* **Task description**
Pictures do not belong in the copy; transcribe everything else in the records exactly.
★ ★ ★ ★ ★
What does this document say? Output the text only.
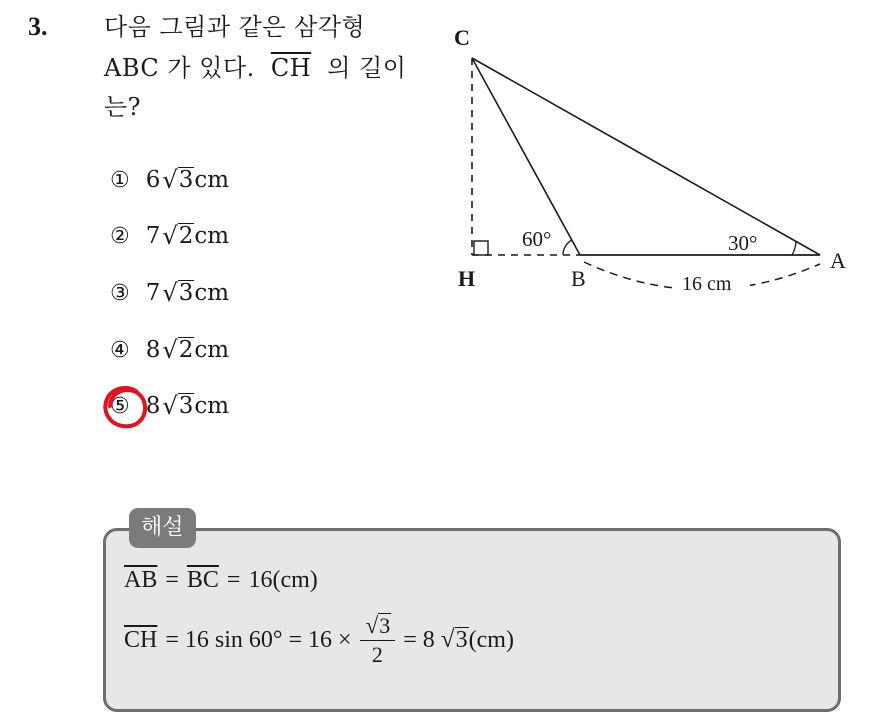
3. 다음 그림과 같은 삼각형
ABC 가 있다. $\overline{CH}$ 의 길이
는?
① 6 √ 3 cm
② 7 √ 2 cm
③ 7 √ 3 cm
④ 8 √ 2 cm
⑤ 8 √ 3 cm
C
H	B
A
60°	30°
16 cm
해설
$\overline{AB} = \overline{BC} = 16(cm)$
$\overline{CH} = 16$ $\sin 60^\circ = 16 \times \frac{√3}{2} = 8$ √ 3 (cm)
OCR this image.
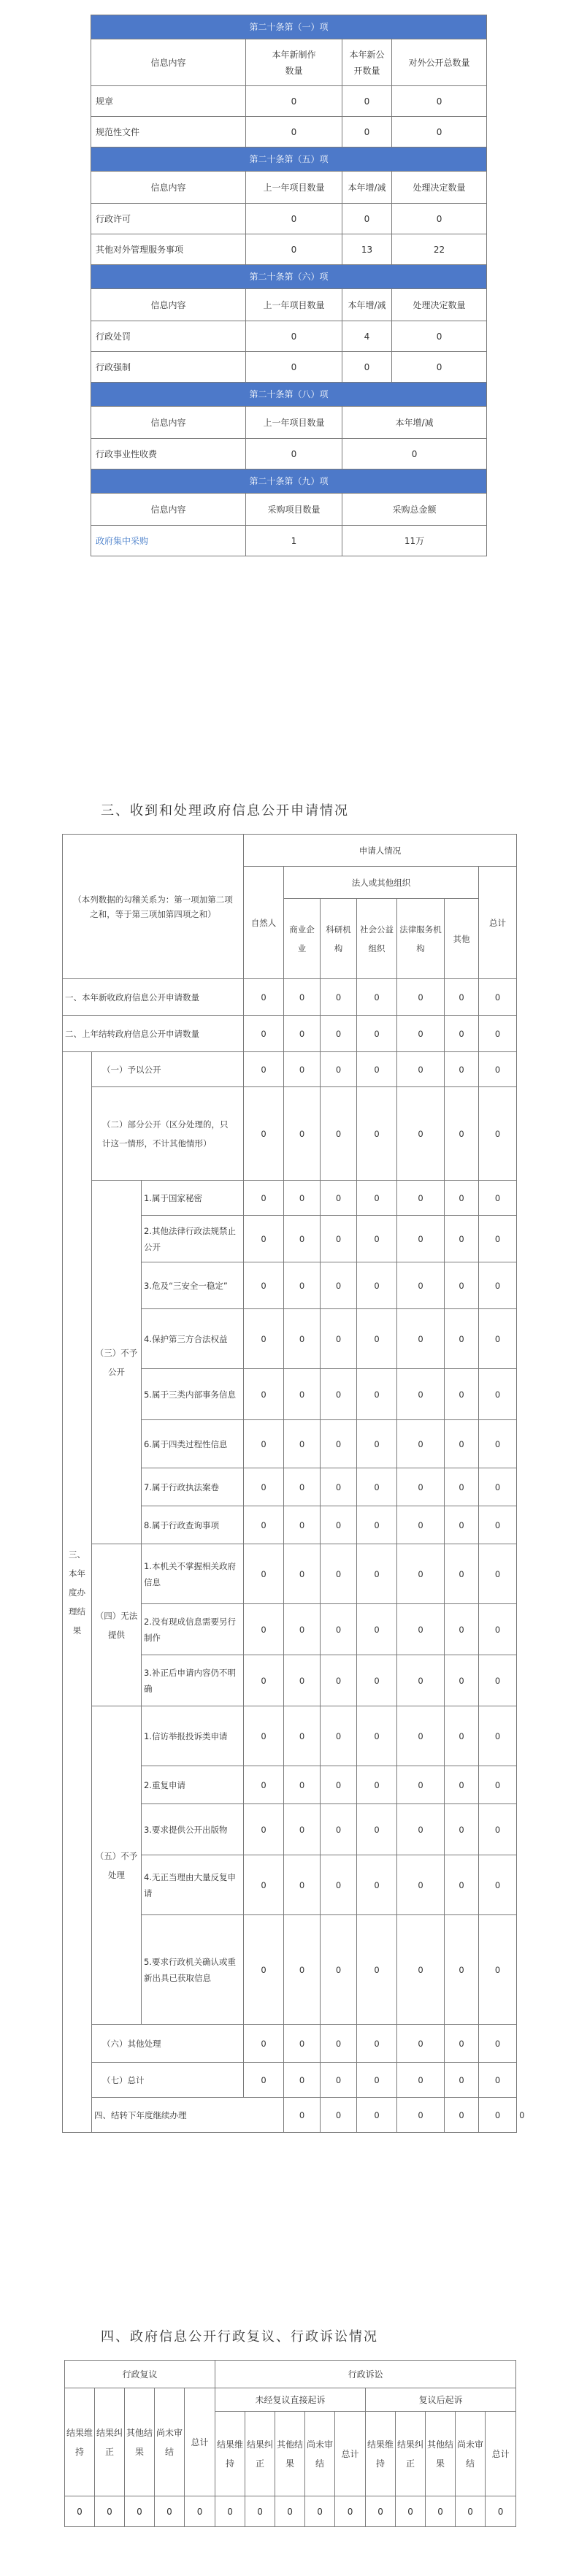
第二十条第（一）项			
信息内容	本年新制作数量	本年新公开数量	对外公开总数量
规章	0	0	0
规范性文件	0	0	0
第二十条第（五）项			
信息内容	上一年项目数量	本年增/减	处理决定数量
行政许可	0	0	0
其他对外管理服务事项	0	13	22
第二十条第（六）项			
信息内容	上一年项目数量	本年增/减	处理决定数量
行政处罚	0	4	0
行政强制	0	0	0
第二十条第（八）项			
信息内容	上一年项目数量	本年增/减	
行政事业性收费	0	0	
第二十条第（九）项			
信息内容	采购项目数量	采购总金额	
政府集中采购	1	11万	
三、收到和处理政府信息公开申请情况
（本列数据的勾稽关系为：第一项加第二项之和，等于第三项加第四项之和）			申请人情况							
			自然人	法人或其他组织					总计	
				商业企业	科研机构	社会公益组织	法律服务机构	其他		
一、本年新收政府信息公开申请数量			0	0	0	0	0	0	0	
二、上年结转政府信息公开申请数量			0	0	0	0	0	0	0	
三、本年度办理结果	（一）予以公开		0	0	0	0	0	0	0	
	（二）部分公开（区分处理的，只计这一情形，不计其他情形）		0	0	0	0	0	0	0	
	（三）不予公开	1.属于国家秘密	0	0	0	0	0	0	0	
		2.其他法律行政法规禁止公开	0	0	0	0	0	0	0	
		3.危及“三安全一稳定”	0	0	0	0	0	0	0	
		4.保护第三方合法权益	0	0	0	0	0	0	0	
		5.属于三类内部事务信息	0	0	0	0	0	0	0	
		6.属于四类过程性信息	0	0	0	0	0	0	0	
		7.属于行政执法案卷	0	0	0	0	0	0	0	
		8.属于行政查询事项	0	0	0	0	0	0	0	
	（四）无法提供	1.本机关不掌握相关政府信息	0	0	0	0	0	0	0	
		2.没有现成信息需要另行制作	0	0	0	0	0	0	0	
		3.补正后申请内容仍不明确	0	0	0	0	0	0	0	
	（五）不予处理	1.信访举报投诉类申请	0	0	0	0	0	0	0	
		2.重复申请	0	0	0	0	0	0	0	
		3.要求提供公开出版物	0	0	0	0	0	0	0	
		4.无正当理由大量反复申请	0	0	0	0	0	0	0	
		5.要求行政机关确认或重新出具已获取信息	0	0	0	0	0	0	0	
	（六）其他处理		0	0	0	0	0	0	0	
	（七）总计		0	0	0	0	0	0	0	
	四、结转下年度继续办理			0	0	0	0	0	0	0
四、政府信息公开行政复议、行政诉讼情况
行政复议					行政诉讼									
结果维持	结果纠正	其他结果	尚未审结	总计	未经复议直接起诉					复议后起诉				
					结果维持	结果纠正	其他结果	尚未审结	总计	结果维持	结果纠正	其他结果	尚未审结	总计
0	0	0	0	0	0	0	0	0	0	0	0	0	0	0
★ ★ ★ ★ ★
* **Exercise output**
What does this document say? Output the text only.
3. 다음 그림과 같은 삼각형
ABC 가 있다. $\overline{CH}$ 의 길이
는?
① 6 √ 3 cm
② 7 √ 2 cm
③ 7 √ 3 cm
④ 8 √ 2 cm
⑤ 8 √ 3 cm
C
H	B
A
60°	30°
16 cm
해설
$\overline{AB} = \overline{BC} = 16(cm)$
$\overline{CH} = 16$ $\sin 60^\circ = 16 \times \frac{√3}{2} = 8$ √ 3 (cm)
OCR this image.
第二十条第（一）项			
信息内容	本年新制作数量	本年新公开数量	对外公开总数量
规章	0	0	0
规范性文件	0	0	0
第二十条第（五）项			
信息内容	上一年项目数量	本年增/减	处理决定数量
行政许可	0	0	0
其他对外管理服务事项	0	13	22
第二十条第（六）项			
信息内容	上一年项目数量	本年增/减	处理决定数量
行政处罚	0	4	0
行政强制	0	0	0
第二十条第（八）项			
信息内容	上一年项目数量	本年增/减	
行政事业性收费	0	0	
第二十条第（九）项			
信息内容	采购项目数量	采购总金额	
政府集中采购	1	11万	
三、收到和处理政府信息公开申请情况
（本列数据的勾稽关系为：第一项加第二项之和，等于第三项加第四项之和）			申请人情况							
			自然人	法人或其他组织					总计	
				商业企业	科研机构	社会公益组织	法律服务机构	其他		
一、本年新收政府信息公开申请数量			0	0	0	0	0	0	0	
二、上年结转政府信息公开申请数量			0	0	0	0	0	0	0	
三、本年度办理结果	（一）予以公开		0	0	0	0	0	0	0	
	（二）部分公开（区分处理的，只计这一情形，不计其他情形）		0	0	0	0	0	0	0	
	（三）不予公开	1.属于国家秘密	0	0	0	0	0	0	0	
		2.其他法律行政法规禁止公开	0	0	0	0	0	0	0	
		3.危及“三安全一稳定”	0	0	0	0	0	0	0	
		4.保护第三方合法权益	0	0	0	0	0	0	0	
		5.属于三类内部事务信息	0	0	0	0	0	0	0	
		6.属于四类过程性信息	0	0	0	0	0	0	0	
		7.属于行政执法案卷	0	0	0	0	0	0	0	
		8.属于行政查询事项	0	0	0	0	0	0	0	
	（四）无法提供	1.本机关不掌握相关政府信息	0	0	0	0	0	0	0	
		2.没有现成信息需要另行制作	0	0	0	0	0	0	0	
		3.补正后申请内容仍不明确	0	0	0	0	0	0	0	
	（五）不予处理	1.信访举报投诉类申请	0	0	0	0	0	0	0	
		2.重复申请	0	0	0	0	0	0	0	
		3.要求提供公开出版物	0	0	0	0	0	0	0	
		4.无正当理由大量反复申请	0	0	0	0	0	0	0	
		5.要求行政机关确认或重新出具已获取信息	0	0	0	0	0	0	0	
	（六）其他处理		0	0	0	0	0	0	0	
	（七）总计		0	0	0	0	0	0	0	
	四、结转下年度继续办理			0	0	0	0	0	0	0
四、政府信息公开行政复议、行政诉讼情况
行政复议					行政诉讼									
结果维持	结果纠正	其他结果	尚未审结	总计	未经复议直接起诉					复议后起诉				
					结果维持	结果纠正	其他结果	尚未审结	总计	结果维持	结果纠正	其他结果	尚未审结	总计
0	0	0	0	0	0	0	0	0	0	0	0	0	0	0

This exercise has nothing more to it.